┌─ DATASET
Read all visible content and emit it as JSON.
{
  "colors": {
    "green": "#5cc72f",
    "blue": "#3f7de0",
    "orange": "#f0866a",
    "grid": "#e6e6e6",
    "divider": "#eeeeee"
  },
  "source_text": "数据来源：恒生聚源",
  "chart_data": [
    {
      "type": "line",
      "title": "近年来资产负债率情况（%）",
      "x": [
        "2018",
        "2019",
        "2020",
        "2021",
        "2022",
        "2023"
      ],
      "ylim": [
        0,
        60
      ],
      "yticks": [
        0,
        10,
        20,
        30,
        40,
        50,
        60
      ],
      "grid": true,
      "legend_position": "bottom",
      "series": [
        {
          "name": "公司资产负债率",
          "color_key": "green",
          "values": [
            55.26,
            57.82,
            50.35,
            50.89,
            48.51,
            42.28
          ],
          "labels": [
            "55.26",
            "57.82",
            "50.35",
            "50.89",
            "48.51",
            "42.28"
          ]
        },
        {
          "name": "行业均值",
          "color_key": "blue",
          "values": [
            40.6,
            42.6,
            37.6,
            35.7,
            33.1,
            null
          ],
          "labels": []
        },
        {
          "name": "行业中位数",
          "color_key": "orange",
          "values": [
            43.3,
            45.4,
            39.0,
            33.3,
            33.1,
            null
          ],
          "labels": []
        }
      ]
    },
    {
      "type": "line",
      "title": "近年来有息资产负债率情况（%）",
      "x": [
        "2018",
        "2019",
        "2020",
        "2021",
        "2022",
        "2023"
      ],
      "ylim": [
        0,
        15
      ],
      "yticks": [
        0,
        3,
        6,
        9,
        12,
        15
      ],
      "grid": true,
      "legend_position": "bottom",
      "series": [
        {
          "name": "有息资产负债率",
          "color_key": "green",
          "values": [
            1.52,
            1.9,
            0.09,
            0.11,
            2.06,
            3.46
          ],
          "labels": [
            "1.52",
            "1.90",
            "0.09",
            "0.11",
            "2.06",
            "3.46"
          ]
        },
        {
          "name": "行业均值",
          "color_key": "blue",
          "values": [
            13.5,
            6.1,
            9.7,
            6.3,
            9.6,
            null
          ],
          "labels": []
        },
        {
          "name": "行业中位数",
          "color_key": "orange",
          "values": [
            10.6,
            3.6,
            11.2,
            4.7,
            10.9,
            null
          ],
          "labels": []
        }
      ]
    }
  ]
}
└─
* **TASK REQUIREMENTS**: Reproduce the listing shown above in its entirety, exactly.

* **ANSWER TO THIS PROBLEM**:
Read all visible content and emit it as JSON.
{
  "colors": {
    "green": "#5cc72f",
    "blue": "#3f7de0",
    "orange": "#f0866a",
    "grid": "#e6e6e6",
    "divider": "#eeeeee"
  },
  "source_text": "数据来源：恒生聚源",
  "chart_data": [
    {
      "type": "line",
      "title": "近年来资产负债率情况（%）",
      "x": [
        "2018",
        "2019",
        "2020",
        "2021",
        "2022",
        "2023"
      ],
      "ylim": [
        0,
        60
      ],
      "yticks": [
        0,
        10,
        20,
        30,
        40,
        50,
        60
      ],
      "grid": true,
      "legend_position": "bottom",
      "series": [
        {
          "name": "公司资产负债率",
          "color_key": "green",
          "values": [
            55.26,
            57.82,
            50.35,
            50.89,
            48.51,
            42.28
          ],
          "labels": [
            "55.26",
            "57.82",
            "50.35",
            "50.89",
            "48.51",
            "42.28"
          ]
        },
        {
          "name": "行业均值",
          "color_key": "blue",
          "values": [
            40.6,
            42.6,
            37.6,
            35.7,
            33.1,
            null
          ],
          "labels": []
        },
        {
          "name": "行业中位数",
          "color_key": "orange",
          "values": [
            43.3,
            45.4,
            39.0,
            33.3,
            33.1,
            null
          ],
          "labels": []
        }
      ]
    },
    {
      "type": "line",
      "title": "近年来有息资产负债率情况（%）",
      "x": [
        "2018",
        "2019",
        "2020",
        "2021",
        "2022",
        "2023"
      ],
      "ylim": [
        0,
        15
      ],
      "yticks": [
        0,
        3,
        6,
        9,
        12,
        15
      ],
      "grid": true,
      "legend_position": "bottom",
      "series": [
        {
          "name": "有息资产负债率",
          "color_key": "green",
          "values": [
            1.52,
            1.9,
            0.09,
            0.11,
            2.06,
            3.46
          ],
          "labels": [
            "1.52",
            "1.90",
            "0.09",
            "0.11",
            "2.06",
            "3.46"
          ]
        },
        {
          "name": "行业均值",
          "color_key": "blue",
          "values": [
            13.5,
            6.1,
            9.7,
            6.3,
            9.6,
            null
          ],
          "labels": []
        },
        {
          "name": "行业中位数",
          "color_key": "orange",
          "values": [
            10.6,
            3.6,
            11.2,
            4.7,
            10.9,
            null
          ],
          "labels": []
        }
      ]
    }
  ]
}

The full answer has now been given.